Work required
Using the entries that follow, please report how many lines contain the word "this", with no other words.
*** Opening Source information ***
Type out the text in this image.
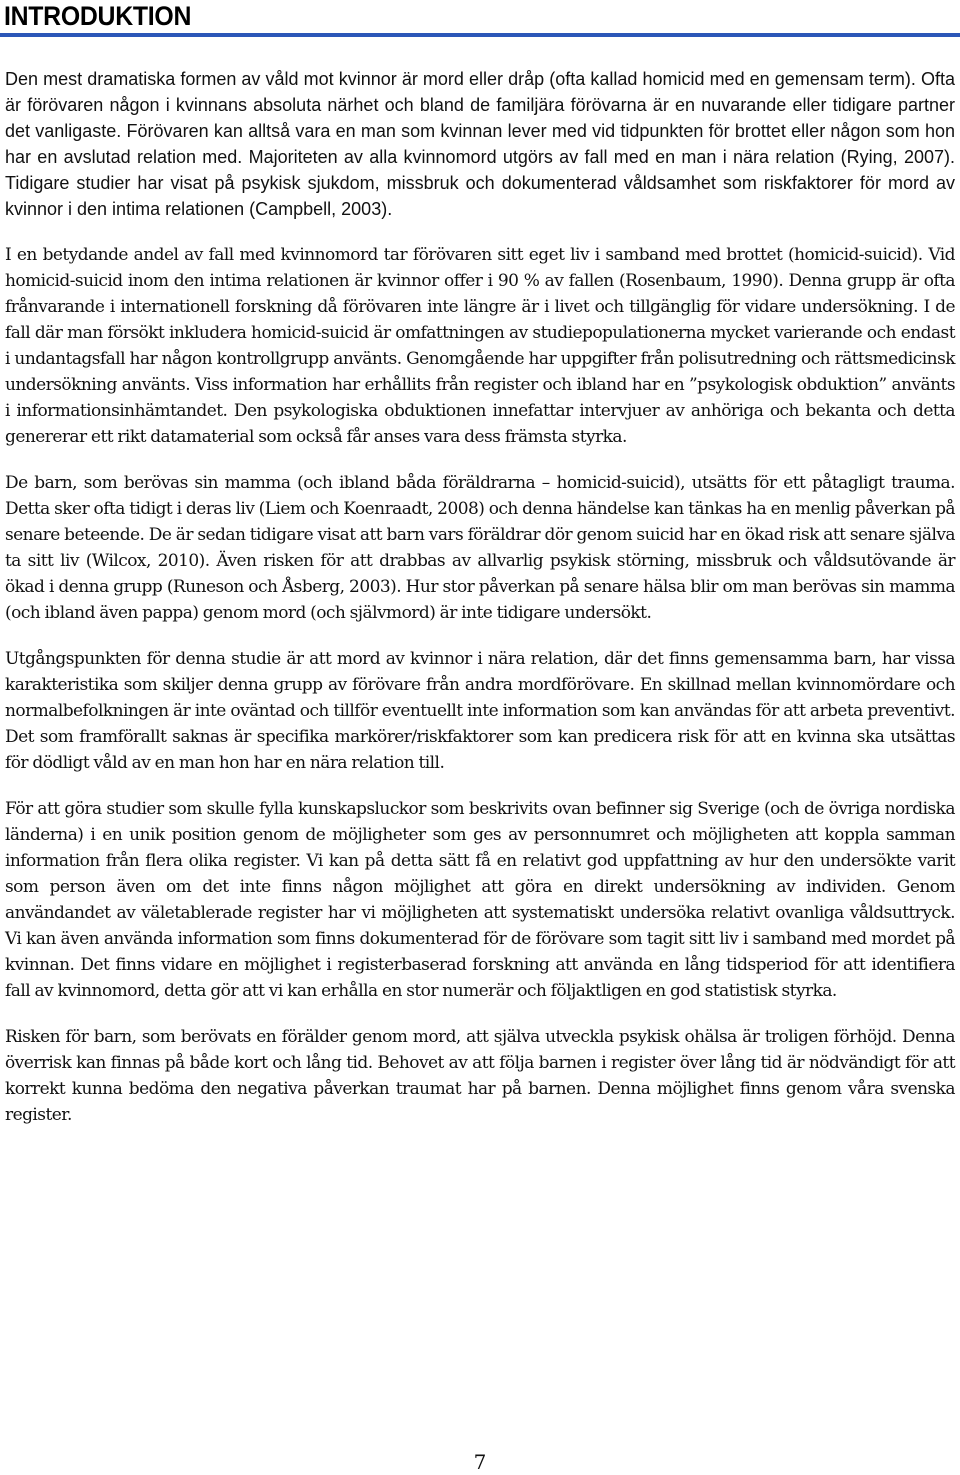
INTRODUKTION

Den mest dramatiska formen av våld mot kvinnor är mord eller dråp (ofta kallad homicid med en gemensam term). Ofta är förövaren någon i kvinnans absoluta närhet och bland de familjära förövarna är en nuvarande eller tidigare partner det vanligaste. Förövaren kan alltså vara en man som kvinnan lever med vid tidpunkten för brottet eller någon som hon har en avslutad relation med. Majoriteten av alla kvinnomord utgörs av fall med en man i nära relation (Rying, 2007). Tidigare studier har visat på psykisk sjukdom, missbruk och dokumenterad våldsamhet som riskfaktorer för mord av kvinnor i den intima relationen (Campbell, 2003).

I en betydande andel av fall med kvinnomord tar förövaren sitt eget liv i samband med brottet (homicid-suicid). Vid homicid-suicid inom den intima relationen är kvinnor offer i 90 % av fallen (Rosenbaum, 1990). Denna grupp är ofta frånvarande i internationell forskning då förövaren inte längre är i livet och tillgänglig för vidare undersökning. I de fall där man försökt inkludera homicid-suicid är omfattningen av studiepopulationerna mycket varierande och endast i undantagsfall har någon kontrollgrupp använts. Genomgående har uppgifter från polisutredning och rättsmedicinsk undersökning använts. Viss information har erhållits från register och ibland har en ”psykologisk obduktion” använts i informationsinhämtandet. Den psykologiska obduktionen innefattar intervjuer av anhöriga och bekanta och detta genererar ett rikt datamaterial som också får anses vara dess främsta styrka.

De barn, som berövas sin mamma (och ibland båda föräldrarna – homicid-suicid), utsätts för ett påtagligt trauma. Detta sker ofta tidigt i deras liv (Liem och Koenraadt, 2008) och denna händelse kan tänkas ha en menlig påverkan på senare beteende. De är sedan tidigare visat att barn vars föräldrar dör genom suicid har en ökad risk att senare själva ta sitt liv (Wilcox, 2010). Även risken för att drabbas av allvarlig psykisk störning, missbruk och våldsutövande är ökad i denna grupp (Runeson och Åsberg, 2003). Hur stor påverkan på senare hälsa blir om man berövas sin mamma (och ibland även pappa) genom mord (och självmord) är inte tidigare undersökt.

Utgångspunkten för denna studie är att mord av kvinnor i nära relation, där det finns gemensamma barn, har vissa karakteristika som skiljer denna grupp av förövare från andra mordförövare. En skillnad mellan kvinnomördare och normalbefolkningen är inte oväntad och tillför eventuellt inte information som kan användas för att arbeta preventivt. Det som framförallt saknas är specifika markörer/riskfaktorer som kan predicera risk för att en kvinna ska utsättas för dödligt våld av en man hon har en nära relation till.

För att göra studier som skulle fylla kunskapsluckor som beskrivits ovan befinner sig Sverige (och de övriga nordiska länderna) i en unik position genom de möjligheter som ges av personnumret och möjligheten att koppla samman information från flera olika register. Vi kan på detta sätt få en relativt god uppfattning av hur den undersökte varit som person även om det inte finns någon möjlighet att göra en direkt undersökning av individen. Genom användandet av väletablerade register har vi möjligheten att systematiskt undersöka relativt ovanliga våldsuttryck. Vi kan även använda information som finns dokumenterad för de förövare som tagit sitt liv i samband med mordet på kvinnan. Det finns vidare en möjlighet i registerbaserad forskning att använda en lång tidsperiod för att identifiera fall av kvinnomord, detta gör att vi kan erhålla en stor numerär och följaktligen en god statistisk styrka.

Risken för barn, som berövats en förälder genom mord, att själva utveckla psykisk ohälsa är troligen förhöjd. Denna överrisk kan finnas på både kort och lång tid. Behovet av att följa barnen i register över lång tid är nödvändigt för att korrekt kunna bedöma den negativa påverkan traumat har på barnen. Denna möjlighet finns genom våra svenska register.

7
*** Closing Source information ***
*** Opening Source information ***
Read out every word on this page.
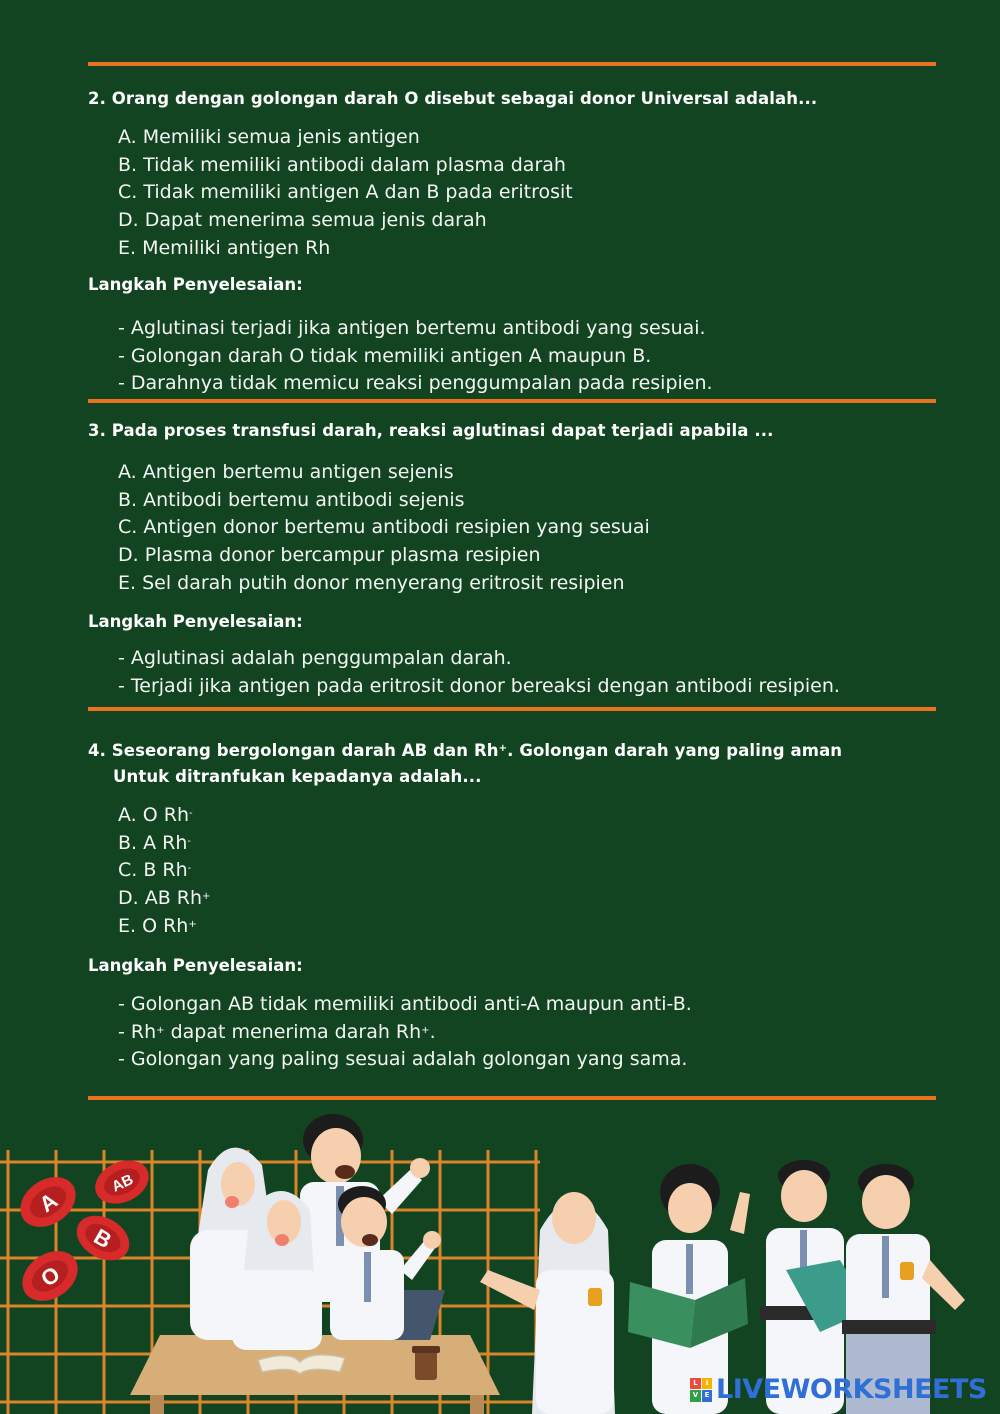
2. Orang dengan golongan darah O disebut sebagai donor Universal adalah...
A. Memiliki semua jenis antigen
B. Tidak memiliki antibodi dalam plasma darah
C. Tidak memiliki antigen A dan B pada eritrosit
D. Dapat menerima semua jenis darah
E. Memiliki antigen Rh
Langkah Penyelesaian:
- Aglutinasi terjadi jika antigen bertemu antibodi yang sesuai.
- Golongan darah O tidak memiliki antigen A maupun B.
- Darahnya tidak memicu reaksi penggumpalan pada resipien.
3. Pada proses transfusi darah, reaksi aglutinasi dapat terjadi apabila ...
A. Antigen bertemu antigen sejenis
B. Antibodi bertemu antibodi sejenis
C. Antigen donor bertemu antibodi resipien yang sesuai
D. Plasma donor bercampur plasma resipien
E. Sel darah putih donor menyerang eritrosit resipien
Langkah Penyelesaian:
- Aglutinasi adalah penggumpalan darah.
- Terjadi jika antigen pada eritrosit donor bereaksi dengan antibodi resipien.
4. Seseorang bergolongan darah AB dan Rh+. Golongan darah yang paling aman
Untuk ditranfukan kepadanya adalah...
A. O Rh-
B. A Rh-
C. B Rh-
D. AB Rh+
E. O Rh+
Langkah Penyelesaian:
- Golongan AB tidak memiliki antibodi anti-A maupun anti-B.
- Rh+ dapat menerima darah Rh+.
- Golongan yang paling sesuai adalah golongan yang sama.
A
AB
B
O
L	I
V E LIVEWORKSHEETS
*** Closing Source information ***
Result of the exercise
2